[A block of data]
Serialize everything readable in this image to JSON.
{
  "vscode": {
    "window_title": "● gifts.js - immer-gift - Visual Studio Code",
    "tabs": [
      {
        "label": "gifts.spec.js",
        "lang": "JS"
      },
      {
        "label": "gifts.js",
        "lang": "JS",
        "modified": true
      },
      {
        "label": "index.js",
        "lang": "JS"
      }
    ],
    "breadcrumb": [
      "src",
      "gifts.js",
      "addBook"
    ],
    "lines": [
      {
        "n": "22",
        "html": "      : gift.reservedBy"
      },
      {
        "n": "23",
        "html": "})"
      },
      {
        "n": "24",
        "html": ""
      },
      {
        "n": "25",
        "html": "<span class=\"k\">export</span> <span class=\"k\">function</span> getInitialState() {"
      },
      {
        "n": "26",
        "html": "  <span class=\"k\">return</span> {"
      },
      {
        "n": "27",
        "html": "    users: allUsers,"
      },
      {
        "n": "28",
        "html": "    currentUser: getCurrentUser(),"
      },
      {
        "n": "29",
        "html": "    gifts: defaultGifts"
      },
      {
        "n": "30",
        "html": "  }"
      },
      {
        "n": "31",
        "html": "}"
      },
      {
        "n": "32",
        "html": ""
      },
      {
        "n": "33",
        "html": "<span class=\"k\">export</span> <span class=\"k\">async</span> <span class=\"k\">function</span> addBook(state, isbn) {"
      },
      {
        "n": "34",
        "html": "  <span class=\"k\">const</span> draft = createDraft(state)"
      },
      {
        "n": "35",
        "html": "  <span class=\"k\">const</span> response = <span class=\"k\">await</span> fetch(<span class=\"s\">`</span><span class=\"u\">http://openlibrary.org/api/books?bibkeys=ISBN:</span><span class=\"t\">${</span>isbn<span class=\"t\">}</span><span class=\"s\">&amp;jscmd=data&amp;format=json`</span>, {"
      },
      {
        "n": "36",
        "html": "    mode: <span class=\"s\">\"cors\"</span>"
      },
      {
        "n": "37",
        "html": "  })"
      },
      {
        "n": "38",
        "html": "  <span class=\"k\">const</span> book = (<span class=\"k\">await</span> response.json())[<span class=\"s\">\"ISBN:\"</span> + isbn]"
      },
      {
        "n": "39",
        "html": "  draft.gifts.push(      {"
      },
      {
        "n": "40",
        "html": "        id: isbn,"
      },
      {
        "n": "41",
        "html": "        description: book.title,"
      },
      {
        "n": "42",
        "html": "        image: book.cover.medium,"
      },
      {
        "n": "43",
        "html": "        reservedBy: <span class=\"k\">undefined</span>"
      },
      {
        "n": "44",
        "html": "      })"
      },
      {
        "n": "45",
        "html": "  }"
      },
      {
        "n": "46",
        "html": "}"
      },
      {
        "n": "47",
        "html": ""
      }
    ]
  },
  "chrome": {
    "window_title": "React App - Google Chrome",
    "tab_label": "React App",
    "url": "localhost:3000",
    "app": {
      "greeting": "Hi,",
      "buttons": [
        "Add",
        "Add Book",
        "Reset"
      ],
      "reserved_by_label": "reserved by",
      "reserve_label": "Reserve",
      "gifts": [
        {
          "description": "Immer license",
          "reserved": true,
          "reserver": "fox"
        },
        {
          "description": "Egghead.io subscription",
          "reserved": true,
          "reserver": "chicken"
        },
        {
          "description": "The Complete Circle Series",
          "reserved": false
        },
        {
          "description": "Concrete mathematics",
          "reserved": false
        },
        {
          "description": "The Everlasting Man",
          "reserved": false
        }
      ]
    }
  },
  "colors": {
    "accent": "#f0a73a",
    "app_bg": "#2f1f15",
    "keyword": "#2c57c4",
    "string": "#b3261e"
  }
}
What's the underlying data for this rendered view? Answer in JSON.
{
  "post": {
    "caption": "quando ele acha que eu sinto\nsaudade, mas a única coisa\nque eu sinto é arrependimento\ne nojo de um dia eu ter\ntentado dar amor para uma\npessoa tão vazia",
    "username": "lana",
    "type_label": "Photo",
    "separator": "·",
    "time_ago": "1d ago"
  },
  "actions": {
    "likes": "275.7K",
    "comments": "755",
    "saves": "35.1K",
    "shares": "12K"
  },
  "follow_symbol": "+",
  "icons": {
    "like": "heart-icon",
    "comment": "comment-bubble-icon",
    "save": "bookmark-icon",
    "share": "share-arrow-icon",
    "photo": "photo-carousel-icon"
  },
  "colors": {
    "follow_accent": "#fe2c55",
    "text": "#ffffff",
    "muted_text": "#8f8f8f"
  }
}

**WHAT NEEDS TO BE DONE**
Copy out the lines starting at the one containing "What's the underlying" and ending with the last line of the entries. Include nothing else.

**FULL OUTPUT**
What's the underlying data for this rendered view? Answer in JSON.
{
  "post": {
    "caption": "quando ele acha que eu sinto\nsaudade, mas a única coisa\nque eu sinto é arrependimento\ne nojo de um dia eu ter\ntentado dar amor para uma\npessoa tão vazia",
    "username": "lana",
    "type_label": "Photo",
    "separator": "·",
    "time_ago": "1d ago"
  },
  "actions": {
    "likes": "275.7K",
    "comments": "755",
    "saves": "35.1K",
    "shares": "12K"
  },
  "follow_symbol": "+",
  "icons": {
    "like": "heart-icon",
    "comment": "comment-bubble-icon",
    "save": "bookmark-icon",
    "share": "share-arrow-icon",
    "photo": "photo-carousel-icon"
  },
  "colors": {
    "follow_accent": "#fe2c55",
    "text": "#ffffff",
    "muted_text": "#8f8f8f"
  }
}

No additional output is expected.